Make an exact copy of the records, with the pictures left out.

--- start Data listing ---

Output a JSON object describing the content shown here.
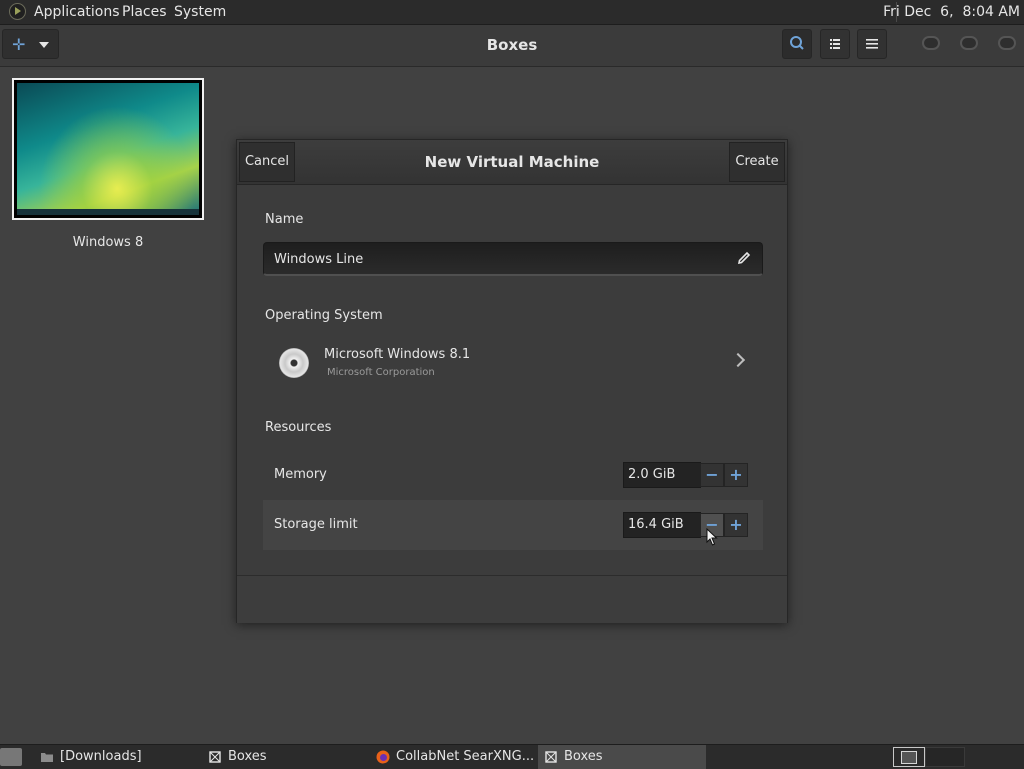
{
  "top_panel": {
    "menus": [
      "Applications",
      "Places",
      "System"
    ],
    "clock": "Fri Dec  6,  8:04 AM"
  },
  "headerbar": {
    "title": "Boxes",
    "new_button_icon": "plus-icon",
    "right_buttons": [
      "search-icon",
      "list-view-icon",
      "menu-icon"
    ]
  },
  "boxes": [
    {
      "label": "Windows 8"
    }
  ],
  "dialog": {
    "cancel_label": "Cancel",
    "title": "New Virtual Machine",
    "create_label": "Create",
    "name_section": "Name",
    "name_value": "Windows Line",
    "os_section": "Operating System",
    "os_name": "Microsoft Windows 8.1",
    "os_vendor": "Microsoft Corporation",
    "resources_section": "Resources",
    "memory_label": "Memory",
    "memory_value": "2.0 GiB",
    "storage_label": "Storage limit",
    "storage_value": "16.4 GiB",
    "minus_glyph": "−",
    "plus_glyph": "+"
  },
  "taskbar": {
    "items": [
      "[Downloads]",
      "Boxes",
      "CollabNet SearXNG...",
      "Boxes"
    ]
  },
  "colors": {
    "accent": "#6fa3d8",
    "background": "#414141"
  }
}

--- end Data listing ---

• _Result of this task_
Output a JSON object describing the content shown here.
{
  "top_panel": {
    "menus": [
      "Applications",
      "Places",
      "System"
    ],
    "clock": "Fri Dec  6,  8:04 AM"
  },
  "headerbar": {
    "title": "Boxes",
    "new_button_icon": "plus-icon",
    "right_buttons": [
      "search-icon",
      "list-view-icon",
      "menu-icon"
    ]
  },
  "boxes": [
    {
      "label": "Windows 8"
    }
  ],
  "dialog": {
    "cancel_label": "Cancel",
    "title": "New Virtual Machine",
    "create_label": "Create",
    "name_section": "Name",
    "name_value": "Windows Line",
    "os_section": "Operating System",
    "os_name": "Microsoft Windows 8.1",
    "os_vendor": "Microsoft Corporation",
    "resources_section": "Resources",
    "memory_label": "Memory",
    "memory_value": "2.0 GiB",
    "storage_label": "Storage limit",
    "storage_value": "16.4 GiB",
    "minus_glyph": "−",
    "plus_glyph": "+"
  },
  "taskbar": {
    "items": [
      "[Downloads]",
      "Boxes",
      "CollabNet SearXNG...",
      "Boxes"
    ]
  },
  "colors": {
    "accent": "#6fa3d8",
    "background": "#414141"
  }
}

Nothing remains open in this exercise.